PROBLEM TO WORK ON. Give back the records below exactly, every one, with no pictures.

[start of INFORMATION SUPPLIED]

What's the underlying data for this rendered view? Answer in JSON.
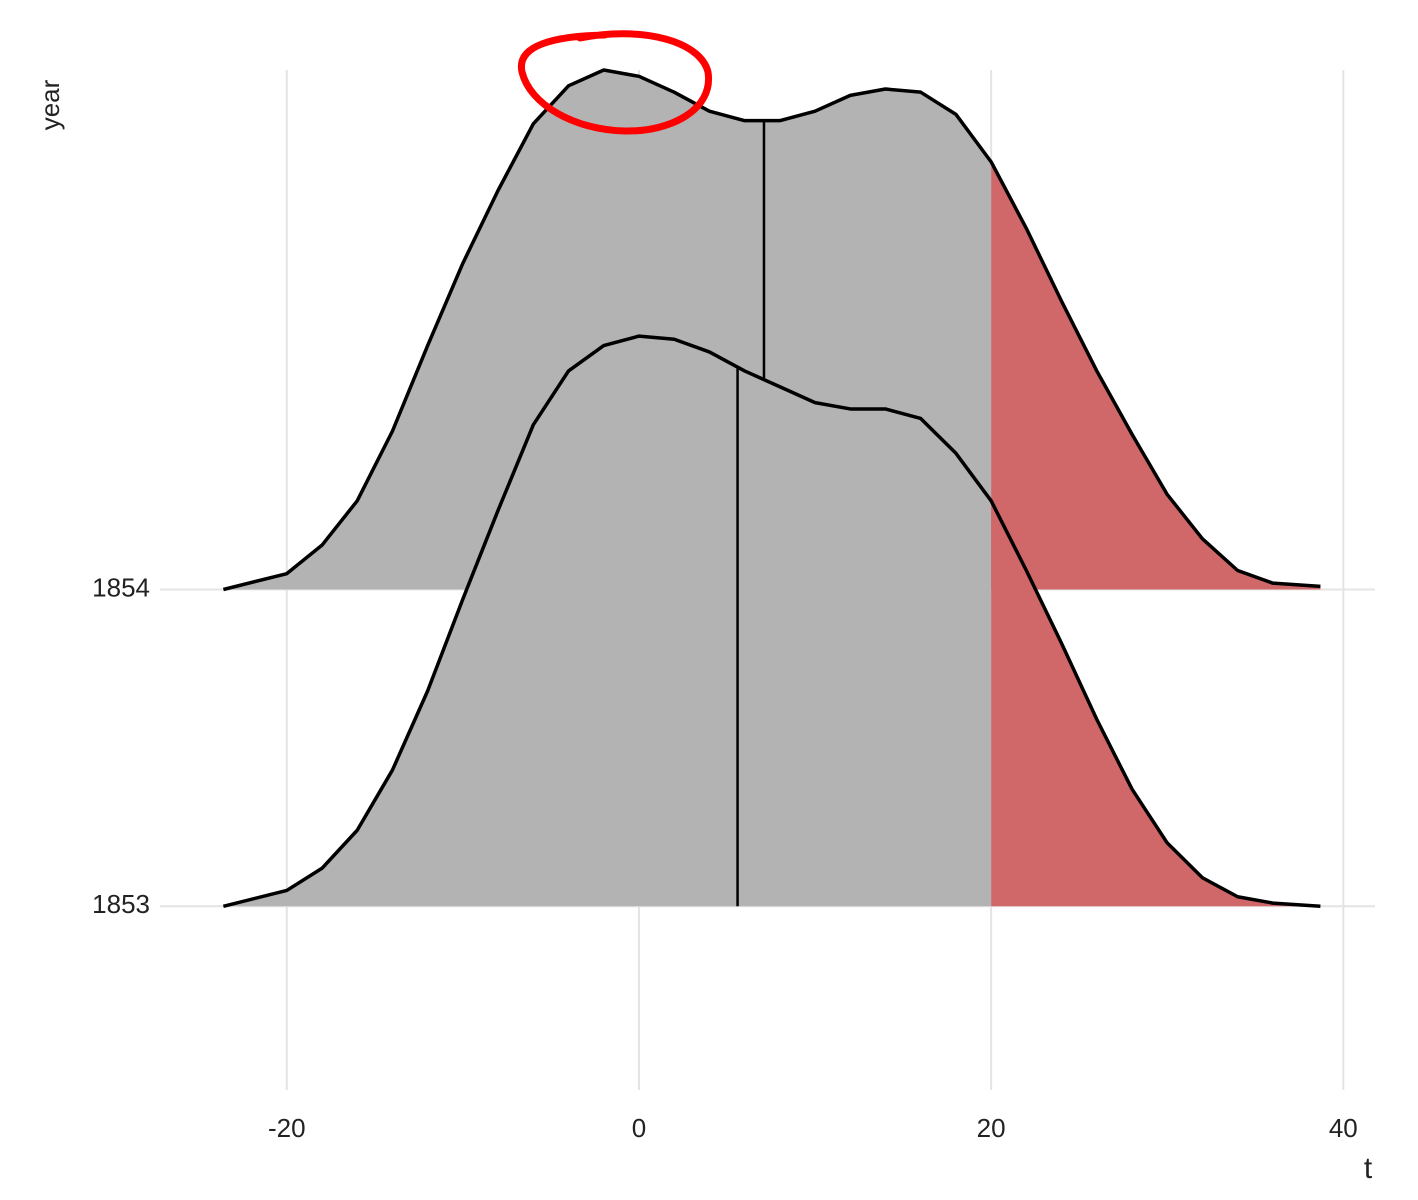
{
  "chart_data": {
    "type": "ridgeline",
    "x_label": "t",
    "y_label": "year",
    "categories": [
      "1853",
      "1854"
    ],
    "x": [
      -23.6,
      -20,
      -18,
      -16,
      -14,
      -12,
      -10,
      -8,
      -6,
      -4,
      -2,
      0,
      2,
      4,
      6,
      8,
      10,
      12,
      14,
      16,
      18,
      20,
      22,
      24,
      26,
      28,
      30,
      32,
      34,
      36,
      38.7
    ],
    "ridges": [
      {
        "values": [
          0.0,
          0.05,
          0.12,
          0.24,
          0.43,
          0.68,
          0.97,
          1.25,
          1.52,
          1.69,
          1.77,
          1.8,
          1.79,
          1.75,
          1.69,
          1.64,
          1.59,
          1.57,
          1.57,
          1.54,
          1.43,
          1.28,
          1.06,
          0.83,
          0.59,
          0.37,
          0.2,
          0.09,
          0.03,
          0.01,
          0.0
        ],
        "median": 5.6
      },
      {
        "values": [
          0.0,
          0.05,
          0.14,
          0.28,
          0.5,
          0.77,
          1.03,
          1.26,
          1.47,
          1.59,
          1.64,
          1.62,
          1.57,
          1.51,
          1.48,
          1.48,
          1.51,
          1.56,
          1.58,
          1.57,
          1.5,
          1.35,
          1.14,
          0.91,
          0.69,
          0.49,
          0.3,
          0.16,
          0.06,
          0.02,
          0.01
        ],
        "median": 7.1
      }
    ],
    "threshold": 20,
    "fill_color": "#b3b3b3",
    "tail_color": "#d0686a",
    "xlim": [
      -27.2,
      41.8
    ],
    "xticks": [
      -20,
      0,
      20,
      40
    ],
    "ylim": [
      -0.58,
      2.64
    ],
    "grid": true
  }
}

[end of INFORMATION SUPPLIED]

WRITTEN RESPONSE.
What's the underlying data for this rendered view? Answer in JSON.
{
  "chart_data": {
    "type": "ridgeline",
    "x_label": "t",
    "y_label": "year",
    "categories": [
      "1853",
      "1854"
    ],
    "x": [
      -23.6,
      -20,
      -18,
      -16,
      -14,
      -12,
      -10,
      -8,
      -6,
      -4,
      -2,
      0,
      2,
      4,
      6,
      8,
      10,
      12,
      14,
      16,
      18,
      20,
      22,
      24,
      26,
      28,
      30,
      32,
      34,
      36,
      38.7
    ],
    "ridges": [
      {
        "values": [
          0.0,
          0.05,
          0.12,
          0.24,
          0.43,
          0.68,
          0.97,
          1.25,
          1.52,
          1.69,
          1.77,
          1.8,
          1.79,
          1.75,
          1.69,
          1.64,
          1.59,
          1.57,
          1.57,
          1.54,
          1.43,
          1.28,
          1.06,
          0.83,
          0.59,
          0.37,
          0.2,
          0.09,
          0.03,
          0.01,
          0.0
        ],
        "median": 5.6
      },
      {
        "values": [
          0.0,
          0.05,
          0.14,
          0.28,
          0.5,
          0.77,
          1.03,
          1.26,
          1.47,
          1.59,
          1.64,
          1.62,
          1.57,
          1.51,
          1.48,
          1.48,
          1.51,
          1.56,
          1.58,
          1.57,
          1.5,
          1.35,
          1.14,
          0.91,
          0.69,
          0.49,
          0.3,
          0.16,
          0.06,
          0.02,
          0.01
        ],
        "median": 7.1
      }
    ],
    "threshold": 20,
    "fill_color": "#b3b3b3",
    "tail_color": "#d0686a",
    "xlim": [
      -27.2,
      41.8
    ],
    "xticks": [
      -20,
      0,
      20,
      40
    ],
    "ylim": [
      -0.58,
      2.64
    ],
    "grid": true
  }
}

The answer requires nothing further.